Layout region records:
## begin

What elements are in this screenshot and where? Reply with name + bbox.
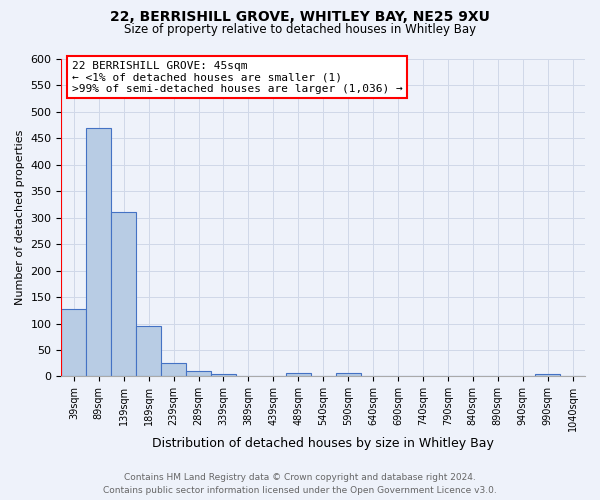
Bar bbox=[111, 212, 136, 376]
Text: Contains public sector information licensed under the Open Government Licence v3: Contains public sector information licen… bbox=[103, 486, 497, 495]
Text: 22 BERRISHILL GROVE: 45sqm
← <1% of detached houses are smaller (1)
>99% of semi: 22 BERRISHILL GROVE: 45sqm ← <1% of deta… bbox=[72, 60, 403, 94]
Bar bbox=[335, 374, 361, 376]
Text: 22, BERRISHILL GROVE, WHITLEY BAY, NE25 9XU: 22, BERRISHILL GROVE, WHITLEY BAY, NE25 … bbox=[110, 10, 490, 24]
Bar bbox=[136, 326, 161, 376]
Bar bbox=[61, 308, 86, 376]
X-axis label: Distribution of detached houses by size in Whitley Bay: Distribution of detached houses by size … bbox=[152, 437, 494, 450]
Bar bbox=[186, 371, 211, 376]
Bar bbox=[286, 374, 311, 376]
Bar bbox=[161, 363, 186, 376]
Text: Size of property relative to detached houses in Whitley Bay: Size of property relative to detached ho… bbox=[124, 22, 476, 36]
Y-axis label: Number of detached properties: Number of detached properties bbox=[15, 130, 25, 306]
Bar bbox=[535, 374, 560, 376]
Bar bbox=[211, 374, 236, 376]
Bar bbox=[86, 128, 111, 376]
Text: Contains HM Land Registry data © Crown copyright and database right 2024.: Contains HM Land Registry data © Crown c… bbox=[124, 474, 476, 482]
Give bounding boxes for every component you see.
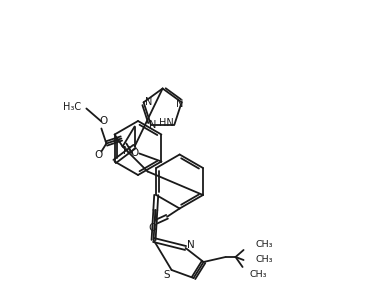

## end

Exercise prompt: Reproduce these lines verbatim, omitting the pictures from your answer.

Response to the task:
What elements are in this screenshot and where? Reply with name + bbox.
Bar bbox=[111, 212, 136, 376]
Text: Contains public sector information licensed under the Open Government Licence v3: Contains public sector information licen… bbox=[103, 486, 497, 495]
Text: 22 BERRISHILL GROVE: 45sqm
← <1% of detached houses are smaller (1)
>99% of semi: 22 BERRISHILL GROVE: 45sqm ← <1% of deta… bbox=[72, 60, 403, 94]
Bar bbox=[335, 374, 361, 376]
Text: 22, BERRISHILL GROVE, WHITLEY BAY, NE25 9XU: 22, BERRISHILL GROVE, WHITLEY BAY, NE25 … bbox=[110, 10, 490, 24]
Bar bbox=[136, 326, 161, 376]
Bar bbox=[61, 308, 86, 376]
X-axis label: Distribution of detached houses by size in Whitley Bay: Distribution of detached houses by size … bbox=[152, 437, 494, 450]
Bar bbox=[186, 371, 211, 376]
Bar bbox=[286, 374, 311, 376]
Bar bbox=[161, 363, 186, 376]
Text: Size of property relative to detached houses in Whitley Bay: Size of property relative to detached ho… bbox=[124, 22, 476, 36]
Y-axis label: Number of detached properties: Number of detached properties bbox=[15, 130, 25, 306]
Bar bbox=[535, 374, 560, 376]
Bar bbox=[211, 374, 236, 376]
Bar bbox=[86, 128, 111, 376]
Text: Contains HM Land Registry data © Crown copyright and database right 2024.: Contains HM Land Registry data © Crown c… bbox=[124, 474, 476, 482]
Give bounding boxes for every component you see.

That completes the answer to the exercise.